
    Free thinking

    Andrew and I have continued to discuss the implications of my “open source” Christian music idea.

    Clearly both sides of the argument contain truths – particularly when applied to Christian music. Songwriters want their ideas spread as widely as possible, while they also need to be paid to write if they do it full time. There’s another paradigm to consider when it comes to whether or not God “owns” work produced through spiritual gifts. Then he’d own the intellectual property, and the copyright.

    It’s part of a much bigger and broader argument about open source that’s going on in the upper echelons of thoughtful journalism – and a lot of the discussion is about the future of journalism and paid media in the context of the free media offered by the web.

    Malcolm Gladwell – one of my favourite authors is engaged in a debate with Wired Magazine editor, and author of a book called “Free”, Chris Anderson.

    Anderson wrote his book on the premise that “ideas and information” want to be “free”… that’s a nutshell summary.

■ Aim of the exercise ■
Set down the passage on open source ideas word for word, starting at "Free thinking" and ending at "by the web.". The material that follows has no connection to the text on open source ideas.

■ Data ■
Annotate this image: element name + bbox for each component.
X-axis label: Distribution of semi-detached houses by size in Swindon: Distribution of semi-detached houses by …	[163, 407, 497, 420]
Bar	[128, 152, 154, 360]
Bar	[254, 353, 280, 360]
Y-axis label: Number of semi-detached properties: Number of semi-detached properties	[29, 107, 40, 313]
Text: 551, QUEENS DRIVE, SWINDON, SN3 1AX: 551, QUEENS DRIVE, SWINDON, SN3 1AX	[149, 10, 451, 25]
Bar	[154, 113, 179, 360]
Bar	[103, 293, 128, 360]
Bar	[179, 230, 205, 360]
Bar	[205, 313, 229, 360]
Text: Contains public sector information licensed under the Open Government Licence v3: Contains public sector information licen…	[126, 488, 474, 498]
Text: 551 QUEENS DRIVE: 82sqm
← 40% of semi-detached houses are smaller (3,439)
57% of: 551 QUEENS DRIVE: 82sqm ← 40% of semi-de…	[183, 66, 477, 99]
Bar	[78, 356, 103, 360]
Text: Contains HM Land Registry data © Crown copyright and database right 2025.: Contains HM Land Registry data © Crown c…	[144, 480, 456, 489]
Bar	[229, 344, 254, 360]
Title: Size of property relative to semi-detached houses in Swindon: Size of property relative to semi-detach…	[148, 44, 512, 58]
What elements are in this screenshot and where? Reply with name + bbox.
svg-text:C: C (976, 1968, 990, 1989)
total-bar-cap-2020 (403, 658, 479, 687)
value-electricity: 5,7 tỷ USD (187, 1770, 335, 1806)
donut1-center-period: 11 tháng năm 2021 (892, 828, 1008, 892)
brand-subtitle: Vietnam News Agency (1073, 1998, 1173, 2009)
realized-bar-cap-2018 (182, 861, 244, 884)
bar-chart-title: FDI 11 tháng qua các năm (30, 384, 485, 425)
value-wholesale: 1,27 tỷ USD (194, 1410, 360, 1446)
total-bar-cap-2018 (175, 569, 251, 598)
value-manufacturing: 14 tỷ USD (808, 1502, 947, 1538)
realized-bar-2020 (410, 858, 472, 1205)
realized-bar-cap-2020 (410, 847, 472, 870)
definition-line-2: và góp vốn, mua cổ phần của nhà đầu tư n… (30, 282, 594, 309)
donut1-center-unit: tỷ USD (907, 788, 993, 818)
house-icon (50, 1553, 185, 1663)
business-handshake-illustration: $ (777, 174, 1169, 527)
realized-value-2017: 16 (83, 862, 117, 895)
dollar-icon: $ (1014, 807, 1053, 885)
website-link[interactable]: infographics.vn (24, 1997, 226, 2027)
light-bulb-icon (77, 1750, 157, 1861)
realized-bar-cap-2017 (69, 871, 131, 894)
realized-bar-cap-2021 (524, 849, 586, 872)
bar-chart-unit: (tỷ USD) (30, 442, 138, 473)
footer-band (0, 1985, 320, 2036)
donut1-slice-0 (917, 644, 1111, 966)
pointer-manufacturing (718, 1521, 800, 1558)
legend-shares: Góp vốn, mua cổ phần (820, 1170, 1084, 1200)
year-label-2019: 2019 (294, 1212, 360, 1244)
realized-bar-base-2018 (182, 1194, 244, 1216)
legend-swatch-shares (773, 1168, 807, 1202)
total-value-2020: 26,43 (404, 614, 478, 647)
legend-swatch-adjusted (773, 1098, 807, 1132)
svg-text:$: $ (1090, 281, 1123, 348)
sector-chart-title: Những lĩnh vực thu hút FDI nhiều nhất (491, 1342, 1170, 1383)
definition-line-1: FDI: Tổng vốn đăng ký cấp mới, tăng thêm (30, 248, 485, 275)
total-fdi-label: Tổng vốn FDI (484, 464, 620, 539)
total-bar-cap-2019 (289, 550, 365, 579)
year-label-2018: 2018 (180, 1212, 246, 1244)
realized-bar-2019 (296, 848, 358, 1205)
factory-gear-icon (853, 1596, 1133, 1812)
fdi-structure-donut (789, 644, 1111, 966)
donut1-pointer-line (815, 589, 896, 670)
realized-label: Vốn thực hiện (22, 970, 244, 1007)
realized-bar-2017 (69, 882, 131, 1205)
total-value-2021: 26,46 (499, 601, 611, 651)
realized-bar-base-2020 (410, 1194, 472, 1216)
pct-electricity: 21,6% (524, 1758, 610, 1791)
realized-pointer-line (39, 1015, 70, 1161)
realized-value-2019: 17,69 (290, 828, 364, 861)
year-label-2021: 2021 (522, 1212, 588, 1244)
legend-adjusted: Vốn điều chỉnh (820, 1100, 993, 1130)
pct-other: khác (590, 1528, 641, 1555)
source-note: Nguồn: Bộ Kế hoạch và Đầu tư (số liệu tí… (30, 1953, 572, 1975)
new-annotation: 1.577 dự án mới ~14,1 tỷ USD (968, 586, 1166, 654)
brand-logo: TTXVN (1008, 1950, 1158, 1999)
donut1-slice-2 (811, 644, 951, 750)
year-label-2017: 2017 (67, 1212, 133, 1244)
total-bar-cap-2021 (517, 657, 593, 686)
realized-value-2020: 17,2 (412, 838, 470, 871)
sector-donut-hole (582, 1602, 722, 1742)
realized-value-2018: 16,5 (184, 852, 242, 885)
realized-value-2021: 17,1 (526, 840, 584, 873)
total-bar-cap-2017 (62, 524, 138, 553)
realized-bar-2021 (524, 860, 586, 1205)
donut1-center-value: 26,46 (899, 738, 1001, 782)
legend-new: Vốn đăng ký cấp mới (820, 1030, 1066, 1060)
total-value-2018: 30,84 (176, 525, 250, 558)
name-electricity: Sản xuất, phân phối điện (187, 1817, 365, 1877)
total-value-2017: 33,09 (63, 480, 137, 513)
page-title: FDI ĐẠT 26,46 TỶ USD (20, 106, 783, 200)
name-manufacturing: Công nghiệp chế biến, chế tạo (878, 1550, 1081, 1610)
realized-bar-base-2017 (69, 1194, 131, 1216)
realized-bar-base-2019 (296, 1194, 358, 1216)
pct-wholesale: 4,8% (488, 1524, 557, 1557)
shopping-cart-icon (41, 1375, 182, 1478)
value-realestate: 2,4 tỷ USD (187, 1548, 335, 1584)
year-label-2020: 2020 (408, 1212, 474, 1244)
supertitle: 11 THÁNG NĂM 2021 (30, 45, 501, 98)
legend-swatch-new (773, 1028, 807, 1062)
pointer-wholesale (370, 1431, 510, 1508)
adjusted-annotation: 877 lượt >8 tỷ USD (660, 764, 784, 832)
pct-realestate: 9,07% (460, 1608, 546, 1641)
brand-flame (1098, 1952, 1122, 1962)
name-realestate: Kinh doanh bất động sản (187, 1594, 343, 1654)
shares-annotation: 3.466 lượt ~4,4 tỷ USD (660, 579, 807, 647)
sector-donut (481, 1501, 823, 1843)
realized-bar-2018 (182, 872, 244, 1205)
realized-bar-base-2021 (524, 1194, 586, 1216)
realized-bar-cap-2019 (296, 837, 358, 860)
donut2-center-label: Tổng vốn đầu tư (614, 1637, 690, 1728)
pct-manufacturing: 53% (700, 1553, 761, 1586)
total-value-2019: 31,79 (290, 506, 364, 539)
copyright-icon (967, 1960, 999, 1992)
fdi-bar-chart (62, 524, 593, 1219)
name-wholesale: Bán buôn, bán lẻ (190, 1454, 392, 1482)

■ Answer to the problem ■
Free thinking

    Andrew and I have continued to discuss the implications of my “open source” Christian music idea.

    Clearly both sides of the argument contain truths – particularly when applied to Christian music. Songwriters want their ideas spread as widely as possible, while they also need to be paid to write if they do it full time. There’s another paradigm to consider when it comes to whether or not God “owns” work produced through spiritual gifts. Then he’d own the intellectual property, and the copyright.

    It’s part of a much bigger and broader argument about open source that’s going on in the upper echelons of thoughtful journalism – and a lot of the discussion is about the future of journalism and paid media in the context of the free media offered by the web.